-- Begin --
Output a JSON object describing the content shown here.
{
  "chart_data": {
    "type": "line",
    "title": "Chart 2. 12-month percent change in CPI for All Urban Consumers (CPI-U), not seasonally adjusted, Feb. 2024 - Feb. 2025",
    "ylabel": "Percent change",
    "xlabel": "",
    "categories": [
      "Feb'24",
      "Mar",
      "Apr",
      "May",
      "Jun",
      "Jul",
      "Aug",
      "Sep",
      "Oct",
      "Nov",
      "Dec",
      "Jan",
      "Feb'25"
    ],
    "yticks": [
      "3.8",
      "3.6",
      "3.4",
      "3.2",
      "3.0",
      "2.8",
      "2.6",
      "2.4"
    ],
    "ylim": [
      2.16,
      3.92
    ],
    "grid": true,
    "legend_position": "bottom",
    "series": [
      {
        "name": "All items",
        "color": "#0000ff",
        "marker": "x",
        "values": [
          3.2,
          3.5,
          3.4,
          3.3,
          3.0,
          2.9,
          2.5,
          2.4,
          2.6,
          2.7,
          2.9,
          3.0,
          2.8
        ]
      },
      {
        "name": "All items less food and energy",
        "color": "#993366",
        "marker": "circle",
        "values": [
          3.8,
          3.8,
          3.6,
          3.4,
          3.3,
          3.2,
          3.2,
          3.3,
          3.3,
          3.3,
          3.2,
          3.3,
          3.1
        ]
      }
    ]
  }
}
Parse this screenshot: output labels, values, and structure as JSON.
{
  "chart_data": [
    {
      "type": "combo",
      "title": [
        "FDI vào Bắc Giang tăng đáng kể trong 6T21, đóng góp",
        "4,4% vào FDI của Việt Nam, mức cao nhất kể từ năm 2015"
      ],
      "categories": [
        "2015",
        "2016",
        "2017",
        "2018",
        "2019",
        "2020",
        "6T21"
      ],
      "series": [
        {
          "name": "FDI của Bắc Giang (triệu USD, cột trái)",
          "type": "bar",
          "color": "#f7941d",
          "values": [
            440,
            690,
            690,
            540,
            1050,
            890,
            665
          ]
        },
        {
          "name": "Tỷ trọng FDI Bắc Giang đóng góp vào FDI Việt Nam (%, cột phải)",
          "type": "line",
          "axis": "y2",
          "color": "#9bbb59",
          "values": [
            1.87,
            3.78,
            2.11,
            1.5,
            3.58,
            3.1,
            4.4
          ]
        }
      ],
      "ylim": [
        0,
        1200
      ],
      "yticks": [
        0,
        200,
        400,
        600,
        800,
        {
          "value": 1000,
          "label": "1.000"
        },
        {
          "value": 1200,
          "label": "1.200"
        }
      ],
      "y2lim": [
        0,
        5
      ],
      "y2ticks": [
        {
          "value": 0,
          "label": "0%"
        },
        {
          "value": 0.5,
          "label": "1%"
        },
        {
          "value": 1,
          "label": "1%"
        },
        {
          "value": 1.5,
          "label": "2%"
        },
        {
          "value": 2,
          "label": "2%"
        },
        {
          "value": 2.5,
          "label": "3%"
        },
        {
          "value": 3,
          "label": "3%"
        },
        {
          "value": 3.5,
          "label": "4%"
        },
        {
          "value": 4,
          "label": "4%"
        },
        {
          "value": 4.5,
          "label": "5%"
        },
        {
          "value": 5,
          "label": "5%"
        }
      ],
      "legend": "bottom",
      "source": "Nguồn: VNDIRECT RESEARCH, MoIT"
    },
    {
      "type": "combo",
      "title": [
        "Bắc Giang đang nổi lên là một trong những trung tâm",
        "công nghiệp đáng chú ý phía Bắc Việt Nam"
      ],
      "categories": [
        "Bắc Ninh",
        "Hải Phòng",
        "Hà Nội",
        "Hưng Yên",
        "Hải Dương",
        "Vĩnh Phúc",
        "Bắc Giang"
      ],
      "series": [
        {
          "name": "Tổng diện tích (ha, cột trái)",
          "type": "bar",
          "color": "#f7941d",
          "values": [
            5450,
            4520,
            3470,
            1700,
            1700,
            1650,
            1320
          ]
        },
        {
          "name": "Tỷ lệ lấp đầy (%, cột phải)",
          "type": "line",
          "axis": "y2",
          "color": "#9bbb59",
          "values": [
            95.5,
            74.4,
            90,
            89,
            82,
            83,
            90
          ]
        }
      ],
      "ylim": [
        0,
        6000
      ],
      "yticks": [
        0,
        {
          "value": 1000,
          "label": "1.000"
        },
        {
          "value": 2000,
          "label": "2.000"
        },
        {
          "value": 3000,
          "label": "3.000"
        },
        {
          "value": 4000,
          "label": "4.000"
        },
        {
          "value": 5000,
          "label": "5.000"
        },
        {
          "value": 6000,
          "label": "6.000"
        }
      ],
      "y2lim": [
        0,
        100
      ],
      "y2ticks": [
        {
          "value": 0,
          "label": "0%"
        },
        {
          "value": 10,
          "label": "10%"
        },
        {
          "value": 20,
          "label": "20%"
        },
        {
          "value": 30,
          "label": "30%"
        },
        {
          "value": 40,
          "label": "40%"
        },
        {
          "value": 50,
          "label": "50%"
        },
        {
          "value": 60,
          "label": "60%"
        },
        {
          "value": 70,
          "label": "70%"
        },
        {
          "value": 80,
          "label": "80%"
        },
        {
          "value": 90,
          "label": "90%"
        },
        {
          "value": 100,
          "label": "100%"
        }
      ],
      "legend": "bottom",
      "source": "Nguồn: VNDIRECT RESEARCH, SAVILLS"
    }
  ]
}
-- End --
_Task requirements_. Indicate how many lines of the material contain the string "source", giving the number and nothing more.

_The answer_. 2